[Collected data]
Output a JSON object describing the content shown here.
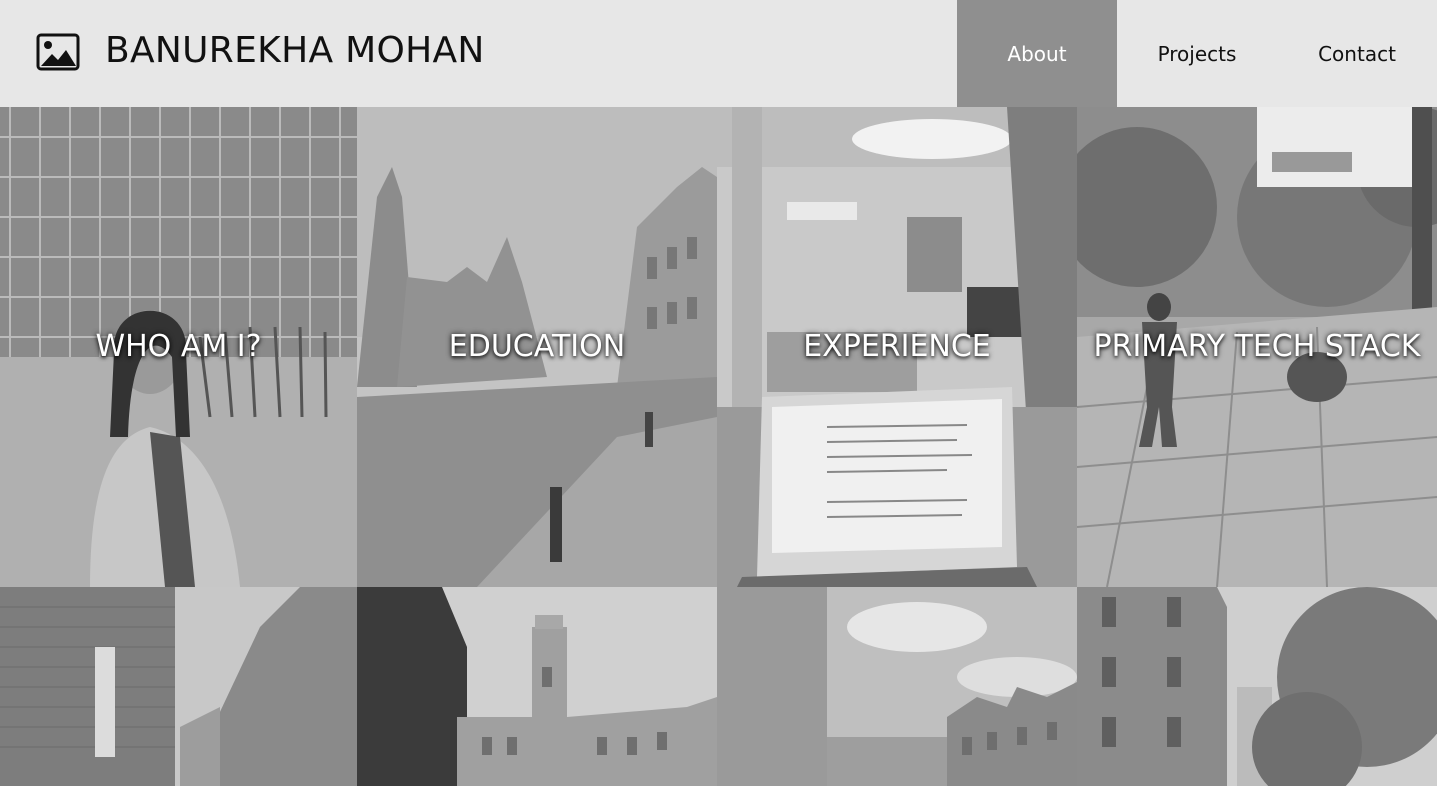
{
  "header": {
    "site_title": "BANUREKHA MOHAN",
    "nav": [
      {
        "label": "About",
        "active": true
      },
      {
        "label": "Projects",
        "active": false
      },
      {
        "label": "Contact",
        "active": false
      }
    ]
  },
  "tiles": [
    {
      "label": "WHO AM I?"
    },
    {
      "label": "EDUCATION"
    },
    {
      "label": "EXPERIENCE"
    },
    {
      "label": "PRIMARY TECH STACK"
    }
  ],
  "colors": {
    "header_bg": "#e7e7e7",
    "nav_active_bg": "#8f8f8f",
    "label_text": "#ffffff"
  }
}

**WHAT TO PRODUCE**
Quote everything in the listing above exactly; pictures are the only thing to omit.

**ANSWER**
Output a JSON object describing the content shown here.
{
  "header": {
    "site_title": "BANUREKHA MOHAN",
    "nav": [
      {
        "label": "About",
        "active": true
      },
      {
        "label": "Projects",
        "active": false
      },
      {
        "label": "Contact",
        "active": false
      }
    ]
  },
  "tiles": [
    {
      "label": "WHO AM I?"
    },
    {
      "label": "EDUCATION"
    },
    {
      "label": "EXPERIENCE"
    },
    {
      "label": "PRIMARY TECH STACK"
    }
  ],
  "colors": {
    "header_bg": "#e7e7e7",
    "nav_active_bg": "#8f8f8f",
    "label_text": "#ffffff"
  }
}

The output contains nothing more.